--- start RECORDS ---
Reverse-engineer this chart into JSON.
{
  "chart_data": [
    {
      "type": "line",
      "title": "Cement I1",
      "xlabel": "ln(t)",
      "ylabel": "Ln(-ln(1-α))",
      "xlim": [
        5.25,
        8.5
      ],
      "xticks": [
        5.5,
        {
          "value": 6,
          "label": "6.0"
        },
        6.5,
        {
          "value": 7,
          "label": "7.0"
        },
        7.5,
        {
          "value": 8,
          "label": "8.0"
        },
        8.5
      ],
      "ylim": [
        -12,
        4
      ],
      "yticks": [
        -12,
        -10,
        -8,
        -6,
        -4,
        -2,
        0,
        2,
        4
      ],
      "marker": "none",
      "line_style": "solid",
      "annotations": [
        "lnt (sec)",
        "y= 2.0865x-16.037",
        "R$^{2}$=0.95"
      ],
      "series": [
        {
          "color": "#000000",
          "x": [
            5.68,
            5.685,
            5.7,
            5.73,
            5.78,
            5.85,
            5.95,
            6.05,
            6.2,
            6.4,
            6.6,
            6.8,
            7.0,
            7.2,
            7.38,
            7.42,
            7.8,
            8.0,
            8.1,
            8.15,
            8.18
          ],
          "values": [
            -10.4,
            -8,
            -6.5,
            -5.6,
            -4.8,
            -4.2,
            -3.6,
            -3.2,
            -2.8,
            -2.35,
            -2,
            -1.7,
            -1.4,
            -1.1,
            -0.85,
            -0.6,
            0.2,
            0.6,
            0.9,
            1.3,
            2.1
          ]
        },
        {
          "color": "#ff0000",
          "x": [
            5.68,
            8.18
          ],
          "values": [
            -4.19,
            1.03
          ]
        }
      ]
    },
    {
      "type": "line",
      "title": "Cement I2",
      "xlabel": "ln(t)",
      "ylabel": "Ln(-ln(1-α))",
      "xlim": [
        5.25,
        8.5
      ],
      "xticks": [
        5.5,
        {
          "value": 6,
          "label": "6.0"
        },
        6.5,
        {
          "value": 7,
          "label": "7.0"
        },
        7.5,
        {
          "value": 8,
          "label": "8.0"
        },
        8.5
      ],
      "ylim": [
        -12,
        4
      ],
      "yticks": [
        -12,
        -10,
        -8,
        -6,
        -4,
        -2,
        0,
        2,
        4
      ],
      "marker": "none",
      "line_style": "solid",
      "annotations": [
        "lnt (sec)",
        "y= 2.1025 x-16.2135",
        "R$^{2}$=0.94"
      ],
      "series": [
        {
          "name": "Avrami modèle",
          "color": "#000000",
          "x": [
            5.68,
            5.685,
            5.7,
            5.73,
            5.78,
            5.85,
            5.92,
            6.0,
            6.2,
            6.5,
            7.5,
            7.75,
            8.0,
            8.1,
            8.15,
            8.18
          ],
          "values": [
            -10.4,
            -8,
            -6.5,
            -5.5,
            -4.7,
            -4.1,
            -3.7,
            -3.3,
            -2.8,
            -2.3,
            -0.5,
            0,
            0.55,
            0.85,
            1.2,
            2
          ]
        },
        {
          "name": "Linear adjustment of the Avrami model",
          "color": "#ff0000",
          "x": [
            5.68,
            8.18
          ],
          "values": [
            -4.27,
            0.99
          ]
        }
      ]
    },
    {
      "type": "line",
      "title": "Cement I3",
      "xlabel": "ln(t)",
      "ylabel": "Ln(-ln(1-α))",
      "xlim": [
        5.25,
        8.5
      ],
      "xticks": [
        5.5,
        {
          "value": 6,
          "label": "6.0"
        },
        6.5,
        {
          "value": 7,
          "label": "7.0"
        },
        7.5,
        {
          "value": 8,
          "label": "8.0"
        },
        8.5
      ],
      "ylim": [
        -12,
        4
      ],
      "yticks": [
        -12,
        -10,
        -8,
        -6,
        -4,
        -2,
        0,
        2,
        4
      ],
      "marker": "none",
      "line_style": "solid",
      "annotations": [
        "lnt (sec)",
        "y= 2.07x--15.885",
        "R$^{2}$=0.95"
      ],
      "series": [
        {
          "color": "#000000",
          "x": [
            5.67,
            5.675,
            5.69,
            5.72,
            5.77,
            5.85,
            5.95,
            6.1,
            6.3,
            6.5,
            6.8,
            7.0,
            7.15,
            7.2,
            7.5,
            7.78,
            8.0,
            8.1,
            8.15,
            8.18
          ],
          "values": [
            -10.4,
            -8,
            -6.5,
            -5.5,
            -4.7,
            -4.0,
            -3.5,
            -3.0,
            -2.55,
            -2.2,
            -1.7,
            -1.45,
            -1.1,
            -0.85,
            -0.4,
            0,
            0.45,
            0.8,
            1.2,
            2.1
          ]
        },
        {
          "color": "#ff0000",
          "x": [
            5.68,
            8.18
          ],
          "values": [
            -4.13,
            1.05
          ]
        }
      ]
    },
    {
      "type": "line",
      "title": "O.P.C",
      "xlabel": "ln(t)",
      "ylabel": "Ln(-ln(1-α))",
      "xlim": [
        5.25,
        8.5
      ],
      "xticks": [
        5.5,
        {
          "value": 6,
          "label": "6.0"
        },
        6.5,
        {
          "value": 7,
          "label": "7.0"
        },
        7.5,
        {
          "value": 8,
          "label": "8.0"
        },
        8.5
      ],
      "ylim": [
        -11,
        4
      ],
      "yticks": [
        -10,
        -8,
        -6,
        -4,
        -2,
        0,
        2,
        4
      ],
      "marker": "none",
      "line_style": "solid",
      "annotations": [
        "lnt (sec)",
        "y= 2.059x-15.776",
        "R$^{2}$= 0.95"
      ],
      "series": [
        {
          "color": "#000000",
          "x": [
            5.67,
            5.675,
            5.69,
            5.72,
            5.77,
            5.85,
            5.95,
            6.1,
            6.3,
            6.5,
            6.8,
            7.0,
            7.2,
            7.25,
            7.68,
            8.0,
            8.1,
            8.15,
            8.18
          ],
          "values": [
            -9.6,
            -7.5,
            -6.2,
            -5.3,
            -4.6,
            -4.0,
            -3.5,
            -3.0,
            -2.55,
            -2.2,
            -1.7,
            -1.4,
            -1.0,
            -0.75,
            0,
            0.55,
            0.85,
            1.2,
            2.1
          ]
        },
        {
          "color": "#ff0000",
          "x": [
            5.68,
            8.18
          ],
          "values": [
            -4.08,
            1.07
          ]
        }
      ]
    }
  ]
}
--- end RECORDS ---
--- start RECORDS ---
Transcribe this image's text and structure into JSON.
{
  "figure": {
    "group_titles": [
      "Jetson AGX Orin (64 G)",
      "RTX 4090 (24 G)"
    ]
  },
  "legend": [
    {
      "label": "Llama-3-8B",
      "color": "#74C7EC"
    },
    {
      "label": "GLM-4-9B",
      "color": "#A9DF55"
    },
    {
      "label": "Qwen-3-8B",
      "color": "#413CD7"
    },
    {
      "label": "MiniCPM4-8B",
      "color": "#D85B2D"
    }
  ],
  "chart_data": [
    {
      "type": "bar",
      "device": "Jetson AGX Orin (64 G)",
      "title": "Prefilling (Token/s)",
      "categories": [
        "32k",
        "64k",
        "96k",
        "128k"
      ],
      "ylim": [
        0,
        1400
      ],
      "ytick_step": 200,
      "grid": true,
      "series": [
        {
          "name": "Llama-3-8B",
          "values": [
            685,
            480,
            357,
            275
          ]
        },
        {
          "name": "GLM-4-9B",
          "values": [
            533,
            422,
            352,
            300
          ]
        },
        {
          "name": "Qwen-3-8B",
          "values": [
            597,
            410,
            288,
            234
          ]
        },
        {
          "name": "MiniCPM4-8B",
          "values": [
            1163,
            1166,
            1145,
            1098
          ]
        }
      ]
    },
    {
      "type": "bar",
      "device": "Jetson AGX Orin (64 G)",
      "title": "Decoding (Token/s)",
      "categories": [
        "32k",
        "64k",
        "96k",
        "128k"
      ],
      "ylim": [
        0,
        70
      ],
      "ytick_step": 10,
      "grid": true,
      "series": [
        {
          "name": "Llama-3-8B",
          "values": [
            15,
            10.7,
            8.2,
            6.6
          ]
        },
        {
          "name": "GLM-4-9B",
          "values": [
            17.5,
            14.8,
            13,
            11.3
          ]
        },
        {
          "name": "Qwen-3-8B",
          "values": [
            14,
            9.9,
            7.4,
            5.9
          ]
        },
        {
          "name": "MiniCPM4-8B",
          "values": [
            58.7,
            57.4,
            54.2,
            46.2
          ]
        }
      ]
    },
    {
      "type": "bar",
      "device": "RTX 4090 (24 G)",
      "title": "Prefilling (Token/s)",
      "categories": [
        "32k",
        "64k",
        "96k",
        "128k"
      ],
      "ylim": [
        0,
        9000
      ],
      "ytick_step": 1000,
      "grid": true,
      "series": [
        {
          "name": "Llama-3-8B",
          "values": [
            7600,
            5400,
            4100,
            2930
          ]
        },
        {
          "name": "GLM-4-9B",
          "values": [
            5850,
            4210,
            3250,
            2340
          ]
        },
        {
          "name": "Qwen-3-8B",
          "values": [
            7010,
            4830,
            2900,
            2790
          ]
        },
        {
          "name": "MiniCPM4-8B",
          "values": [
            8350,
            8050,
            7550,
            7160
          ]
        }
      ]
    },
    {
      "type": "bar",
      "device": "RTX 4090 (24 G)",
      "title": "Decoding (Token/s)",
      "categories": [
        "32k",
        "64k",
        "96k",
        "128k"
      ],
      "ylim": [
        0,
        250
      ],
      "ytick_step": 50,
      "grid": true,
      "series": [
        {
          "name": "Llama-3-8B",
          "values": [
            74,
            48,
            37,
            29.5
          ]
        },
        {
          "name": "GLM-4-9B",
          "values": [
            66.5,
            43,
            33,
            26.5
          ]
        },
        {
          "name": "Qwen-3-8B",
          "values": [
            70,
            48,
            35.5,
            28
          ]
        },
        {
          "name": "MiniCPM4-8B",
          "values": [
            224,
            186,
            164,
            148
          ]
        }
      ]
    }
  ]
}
--- end RECORDS ---
PROBLEM →
From the listing above, pick out each line where the word "Cement" appears.

EXERCISE SOLUTION →
      "title": "Cement I1",
      "title": "Cement I2",
      "title": "Cement I3",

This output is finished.